Set task
Reproduce the records below verbatim, from their first line up to and including the line containing "- pacf-bar: [202, 262, 205, 264]".

Data shown

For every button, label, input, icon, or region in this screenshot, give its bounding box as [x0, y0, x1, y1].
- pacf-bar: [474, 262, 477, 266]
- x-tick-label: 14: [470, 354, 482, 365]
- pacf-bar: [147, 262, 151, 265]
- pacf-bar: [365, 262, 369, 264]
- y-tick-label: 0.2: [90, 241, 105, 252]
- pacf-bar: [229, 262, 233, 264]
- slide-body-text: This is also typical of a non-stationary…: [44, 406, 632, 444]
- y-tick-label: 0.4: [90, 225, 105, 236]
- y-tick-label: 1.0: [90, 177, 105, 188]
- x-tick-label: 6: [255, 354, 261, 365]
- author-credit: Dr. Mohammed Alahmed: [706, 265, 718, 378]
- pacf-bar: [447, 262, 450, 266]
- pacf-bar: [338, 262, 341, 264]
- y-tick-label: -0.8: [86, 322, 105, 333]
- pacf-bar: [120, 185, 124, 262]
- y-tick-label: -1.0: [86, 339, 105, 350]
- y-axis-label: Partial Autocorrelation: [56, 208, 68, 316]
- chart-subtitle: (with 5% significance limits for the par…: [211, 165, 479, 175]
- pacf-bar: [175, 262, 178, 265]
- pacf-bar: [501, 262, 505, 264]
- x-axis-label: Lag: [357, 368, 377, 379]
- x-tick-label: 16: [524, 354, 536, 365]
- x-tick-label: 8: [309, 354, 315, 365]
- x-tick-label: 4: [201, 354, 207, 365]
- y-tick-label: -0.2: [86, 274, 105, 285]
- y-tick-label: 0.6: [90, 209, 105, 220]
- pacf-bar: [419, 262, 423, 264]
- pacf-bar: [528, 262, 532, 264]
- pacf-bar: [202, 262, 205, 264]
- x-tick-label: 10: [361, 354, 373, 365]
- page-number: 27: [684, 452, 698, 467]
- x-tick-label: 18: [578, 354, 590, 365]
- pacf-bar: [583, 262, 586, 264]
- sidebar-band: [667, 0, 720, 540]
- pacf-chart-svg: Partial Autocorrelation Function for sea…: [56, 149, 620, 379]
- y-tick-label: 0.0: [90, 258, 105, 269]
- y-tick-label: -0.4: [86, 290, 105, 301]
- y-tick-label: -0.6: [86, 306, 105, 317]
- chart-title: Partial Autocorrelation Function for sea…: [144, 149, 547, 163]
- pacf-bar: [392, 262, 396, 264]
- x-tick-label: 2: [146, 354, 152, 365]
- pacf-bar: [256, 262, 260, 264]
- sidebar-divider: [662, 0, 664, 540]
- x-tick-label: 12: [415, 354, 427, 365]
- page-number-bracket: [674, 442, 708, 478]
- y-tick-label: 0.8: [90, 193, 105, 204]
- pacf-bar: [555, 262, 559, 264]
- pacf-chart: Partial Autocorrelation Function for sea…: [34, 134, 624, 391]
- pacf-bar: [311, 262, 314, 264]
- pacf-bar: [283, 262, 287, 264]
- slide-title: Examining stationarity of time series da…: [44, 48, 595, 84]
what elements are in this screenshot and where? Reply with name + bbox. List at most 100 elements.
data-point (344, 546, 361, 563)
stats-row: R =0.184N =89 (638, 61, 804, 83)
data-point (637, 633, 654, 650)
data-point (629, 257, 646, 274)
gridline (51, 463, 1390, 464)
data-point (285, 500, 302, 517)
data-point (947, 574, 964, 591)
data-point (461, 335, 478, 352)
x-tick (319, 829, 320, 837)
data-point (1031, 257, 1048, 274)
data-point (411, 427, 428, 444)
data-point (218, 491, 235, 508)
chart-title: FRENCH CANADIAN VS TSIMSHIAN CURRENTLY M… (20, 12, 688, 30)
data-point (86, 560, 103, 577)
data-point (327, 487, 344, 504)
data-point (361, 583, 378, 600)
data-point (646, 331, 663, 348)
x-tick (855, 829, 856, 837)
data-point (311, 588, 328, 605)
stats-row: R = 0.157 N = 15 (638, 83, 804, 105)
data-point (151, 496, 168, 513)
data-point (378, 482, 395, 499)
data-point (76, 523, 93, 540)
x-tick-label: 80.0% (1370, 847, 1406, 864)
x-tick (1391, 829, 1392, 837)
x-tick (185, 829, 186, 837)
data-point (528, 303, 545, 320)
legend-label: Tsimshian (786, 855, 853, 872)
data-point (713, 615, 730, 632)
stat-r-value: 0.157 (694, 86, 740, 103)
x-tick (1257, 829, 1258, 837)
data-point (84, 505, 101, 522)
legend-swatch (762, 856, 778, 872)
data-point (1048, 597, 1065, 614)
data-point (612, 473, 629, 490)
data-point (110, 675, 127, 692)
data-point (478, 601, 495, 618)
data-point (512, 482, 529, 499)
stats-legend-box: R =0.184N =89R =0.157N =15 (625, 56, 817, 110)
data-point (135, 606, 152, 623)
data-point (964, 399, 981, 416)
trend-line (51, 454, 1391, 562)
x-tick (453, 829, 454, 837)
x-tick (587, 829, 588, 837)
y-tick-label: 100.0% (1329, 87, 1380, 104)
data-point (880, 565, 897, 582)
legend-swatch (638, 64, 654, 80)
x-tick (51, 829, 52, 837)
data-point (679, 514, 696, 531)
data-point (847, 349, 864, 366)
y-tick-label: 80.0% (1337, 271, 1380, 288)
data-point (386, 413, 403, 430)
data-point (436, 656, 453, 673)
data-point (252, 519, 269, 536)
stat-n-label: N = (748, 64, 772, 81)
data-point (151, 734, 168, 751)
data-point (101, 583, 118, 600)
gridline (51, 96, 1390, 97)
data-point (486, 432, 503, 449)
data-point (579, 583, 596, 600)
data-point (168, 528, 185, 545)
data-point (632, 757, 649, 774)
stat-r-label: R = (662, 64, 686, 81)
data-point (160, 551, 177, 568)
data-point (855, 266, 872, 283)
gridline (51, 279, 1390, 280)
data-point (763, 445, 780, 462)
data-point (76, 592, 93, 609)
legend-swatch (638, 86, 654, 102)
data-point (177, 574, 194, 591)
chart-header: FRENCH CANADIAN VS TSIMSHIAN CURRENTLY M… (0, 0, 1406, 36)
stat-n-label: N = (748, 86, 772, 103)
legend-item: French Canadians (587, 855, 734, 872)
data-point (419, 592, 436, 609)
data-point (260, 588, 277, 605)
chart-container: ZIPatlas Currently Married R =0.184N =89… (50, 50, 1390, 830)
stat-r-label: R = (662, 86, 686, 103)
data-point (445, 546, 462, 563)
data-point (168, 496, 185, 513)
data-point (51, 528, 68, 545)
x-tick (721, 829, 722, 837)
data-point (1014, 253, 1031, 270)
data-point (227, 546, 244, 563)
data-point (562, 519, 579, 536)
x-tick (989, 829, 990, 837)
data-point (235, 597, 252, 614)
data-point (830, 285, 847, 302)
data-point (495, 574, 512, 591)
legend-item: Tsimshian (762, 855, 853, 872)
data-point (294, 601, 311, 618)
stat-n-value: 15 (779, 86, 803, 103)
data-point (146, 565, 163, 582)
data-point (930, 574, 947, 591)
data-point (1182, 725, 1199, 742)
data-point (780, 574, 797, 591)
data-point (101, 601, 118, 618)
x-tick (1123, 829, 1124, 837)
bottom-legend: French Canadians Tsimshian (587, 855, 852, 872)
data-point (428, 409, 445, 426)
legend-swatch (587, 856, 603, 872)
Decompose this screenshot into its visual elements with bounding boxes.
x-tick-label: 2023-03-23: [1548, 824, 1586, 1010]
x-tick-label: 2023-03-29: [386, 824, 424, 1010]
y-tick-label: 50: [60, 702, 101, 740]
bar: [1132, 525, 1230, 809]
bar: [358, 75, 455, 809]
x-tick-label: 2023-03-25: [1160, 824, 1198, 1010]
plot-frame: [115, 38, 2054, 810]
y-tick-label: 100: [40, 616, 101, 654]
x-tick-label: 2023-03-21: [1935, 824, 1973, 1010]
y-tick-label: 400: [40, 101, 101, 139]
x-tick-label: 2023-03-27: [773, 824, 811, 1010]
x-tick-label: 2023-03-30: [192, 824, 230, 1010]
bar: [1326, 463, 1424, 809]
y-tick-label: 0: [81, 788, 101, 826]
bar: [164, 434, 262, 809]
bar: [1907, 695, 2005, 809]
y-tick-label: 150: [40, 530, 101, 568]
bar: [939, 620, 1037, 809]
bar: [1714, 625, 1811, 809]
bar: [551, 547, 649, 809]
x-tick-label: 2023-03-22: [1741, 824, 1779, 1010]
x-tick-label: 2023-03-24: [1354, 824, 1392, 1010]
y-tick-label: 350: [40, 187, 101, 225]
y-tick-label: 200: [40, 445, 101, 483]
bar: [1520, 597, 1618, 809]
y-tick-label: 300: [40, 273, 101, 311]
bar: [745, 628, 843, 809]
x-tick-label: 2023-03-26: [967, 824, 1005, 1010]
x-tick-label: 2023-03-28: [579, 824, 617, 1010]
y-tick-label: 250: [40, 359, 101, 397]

Solution for this exercise
For every button, label, input, icon, or region in this screenshot, give its bounding box as [x0, y0, x1, y1].
- pacf-bar: [474, 262, 477, 266]
- x-tick-label: 14: [470, 354, 482, 365]
- pacf-bar: [147, 262, 151, 265]
- pacf-bar: [365, 262, 369, 264]
- y-tick-label: 0.2: [90, 241, 105, 252]
- pacf-bar: [229, 262, 233, 264]
- slide-body-text: This is also typical of a non-stationary…: [44, 406, 632, 444]
- y-tick-label: 0.4: [90, 225, 105, 236]
- y-tick-label: 1.0: [90, 177, 105, 188]
- x-tick-label: 6: [255, 354, 261, 365]
- author-credit: Dr. Mohammed Alahmed: [706, 265, 718, 378]
- pacf-bar: [447, 262, 450, 266]
- pacf-bar: [338, 262, 341, 264]
- y-tick-label: -0.8: [86, 322, 105, 333]
- pacf-bar: [120, 185, 124, 262]
- y-tick-label: -1.0: [86, 339, 105, 350]
- y-axis-label: Partial Autocorrelation: [56, 208, 68, 316]
- chart-subtitle: (with 5% significance limits for the par…: [211, 165, 479, 175]
- pacf-bar: [175, 262, 178, 265]
- pacf-bar: [501, 262, 505, 264]
- x-axis-label: Lag: [357, 368, 377, 379]
- x-tick-label: 16: [524, 354, 536, 365]
- x-tick-label: 8: [309, 354, 315, 365]
- x-tick-label: 4: [201, 354, 207, 365]
- y-tick-label: -0.2: [86, 274, 105, 285]
- y-tick-label: 0.6: [90, 209, 105, 220]
- pacf-bar: [419, 262, 423, 264]
- pacf-bar: [528, 262, 532, 264]
- pacf-bar: [202, 262, 205, 264]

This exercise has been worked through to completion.